Rows from a dataset:

_____

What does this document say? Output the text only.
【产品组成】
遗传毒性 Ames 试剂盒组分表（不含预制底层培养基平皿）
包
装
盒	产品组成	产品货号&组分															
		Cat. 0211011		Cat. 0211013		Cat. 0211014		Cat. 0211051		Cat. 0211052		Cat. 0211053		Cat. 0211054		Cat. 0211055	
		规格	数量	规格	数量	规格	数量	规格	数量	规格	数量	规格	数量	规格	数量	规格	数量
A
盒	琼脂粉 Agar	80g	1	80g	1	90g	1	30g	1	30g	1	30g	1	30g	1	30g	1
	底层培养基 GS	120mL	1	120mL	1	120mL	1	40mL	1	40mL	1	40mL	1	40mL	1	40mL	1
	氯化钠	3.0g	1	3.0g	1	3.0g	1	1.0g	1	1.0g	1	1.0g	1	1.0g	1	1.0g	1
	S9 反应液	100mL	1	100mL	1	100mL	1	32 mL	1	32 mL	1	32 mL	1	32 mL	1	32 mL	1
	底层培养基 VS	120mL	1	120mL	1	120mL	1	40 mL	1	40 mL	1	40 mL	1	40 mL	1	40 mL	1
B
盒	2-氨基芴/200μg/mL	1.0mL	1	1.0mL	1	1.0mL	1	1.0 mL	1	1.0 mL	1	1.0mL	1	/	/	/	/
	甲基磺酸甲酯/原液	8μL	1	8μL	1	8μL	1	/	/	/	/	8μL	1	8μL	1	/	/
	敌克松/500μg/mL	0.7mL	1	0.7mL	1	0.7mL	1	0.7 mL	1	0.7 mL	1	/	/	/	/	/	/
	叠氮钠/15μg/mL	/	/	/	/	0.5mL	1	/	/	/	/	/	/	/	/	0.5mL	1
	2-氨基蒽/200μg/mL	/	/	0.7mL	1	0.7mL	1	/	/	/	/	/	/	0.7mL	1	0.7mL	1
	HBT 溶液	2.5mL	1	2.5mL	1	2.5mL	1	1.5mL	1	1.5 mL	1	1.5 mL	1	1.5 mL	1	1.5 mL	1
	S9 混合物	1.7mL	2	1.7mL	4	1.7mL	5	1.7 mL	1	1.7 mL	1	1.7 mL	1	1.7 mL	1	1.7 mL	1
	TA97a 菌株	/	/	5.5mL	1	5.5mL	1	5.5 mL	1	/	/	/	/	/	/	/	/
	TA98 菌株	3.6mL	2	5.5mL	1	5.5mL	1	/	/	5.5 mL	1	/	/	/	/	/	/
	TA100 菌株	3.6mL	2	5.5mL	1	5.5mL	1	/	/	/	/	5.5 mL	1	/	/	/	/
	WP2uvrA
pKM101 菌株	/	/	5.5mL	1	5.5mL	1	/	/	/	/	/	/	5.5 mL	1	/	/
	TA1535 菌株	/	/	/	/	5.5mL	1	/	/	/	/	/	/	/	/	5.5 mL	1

_____

#### AIM OF THE EXERCISE:
Type out the entries again, word for word.

#### ANSWER TO THIS EXERCISE:
What does this document say? Output the text only.
【产品组成】
遗传毒性 Ames 试剂盒组分表（不含预制底层培养基平皿）
包
装
盒	产品组成	产品货号&组分															
		Cat. 0211011		Cat. 0211013		Cat. 0211014		Cat. 0211051		Cat. 0211052		Cat. 0211053		Cat. 0211054		Cat. 0211055	
		规格	数量	规格	数量	规格	数量	规格	数量	规格	数量	规格	数量	规格	数量	规格	数量
A
盒	琼脂粉 Agar	80g	1	80g	1	90g	1	30g	1	30g	1	30g	1	30g	1	30g	1
	底层培养基 GS	120mL	1	120mL	1	120mL	1	40mL	1	40mL	1	40mL	1	40mL	1	40mL	1
	氯化钠	3.0g	1	3.0g	1	3.0g	1	1.0g	1	1.0g	1	1.0g	1	1.0g	1	1.0g	1
	S9 反应液	100mL	1	100mL	1	100mL	1	32 mL	1	32 mL	1	32 mL	1	32 mL	1	32 mL	1
	底层培养基 VS	120mL	1	120mL	1	120mL	1	40 mL	1	40 mL	1	40 mL	1	40 mL	1	40 mL	1
B
盒	2-氨基芴/200μg/mL	1.0mL	1	1.0mL	1	1.0mL	1	1.0 mL	1	1.0 mL	1	1.0mL	1	/	/	/	/
	甲基磺酸甲酯/原液	8μL	1	8μL	1	8μL	1	/	/	/	/	8μL	1	8μL	1	/	/
	敌克松/500μg/mL	0.7mL	1	0.7mL	1	0.7mL	1	0.7 mL	1	0.7 mL	1	/	/	/	/	/	/
	叠氮钠/15μg/mL	/	/	/	/	0.5mL	1	/	/	/	/	/	/	/	/	0.5mL	1
	2-氨基蒽/200μg/mL	/	/	0.7mL	1	0.7mL	1	/	/	/	/	/	/	0.7mL	1	0.7mL	1
	HBT 溶液	2.5mL	1	2.5mL	1	2.5mL	1	1.5mL	1	1.5 mL	1	1.5 mL	1	1.5 mL	1	1.5 mL	1
	S9 混合物	1.7mL	2	1.7mL	4	1.7mL	5	1.7 mL	1	1.7 mL	1	1.7 mL	1	1.7 mL	1	1.7 mL	1
	TA97a 菌株	/	/	5.5mL	1	5.5mL	1	5.5 mL	1	/	/	/	/	/	/	/	/
	TA98 菌株	3.6mL	2	5.5mL	1	5.5mL	1	/	/	5.5 mL	1	/	/	/	/	/	/
	TA100 菌株	3.6mL	2	5.5mL	1	5.5mL	1	/	/	/	/	5.5 mL	1	/	/	/	/
	WP2uvrA
pKM101 菌株	/	/	5.5mL	1	5.5mL	1	/	/	/	/	/	/	5.5 mL	1	/	/
	TA1535 菌株	/	/	/	/	5.5mL	1	/	/	/	/	/	/	/	/	5.5 mL	1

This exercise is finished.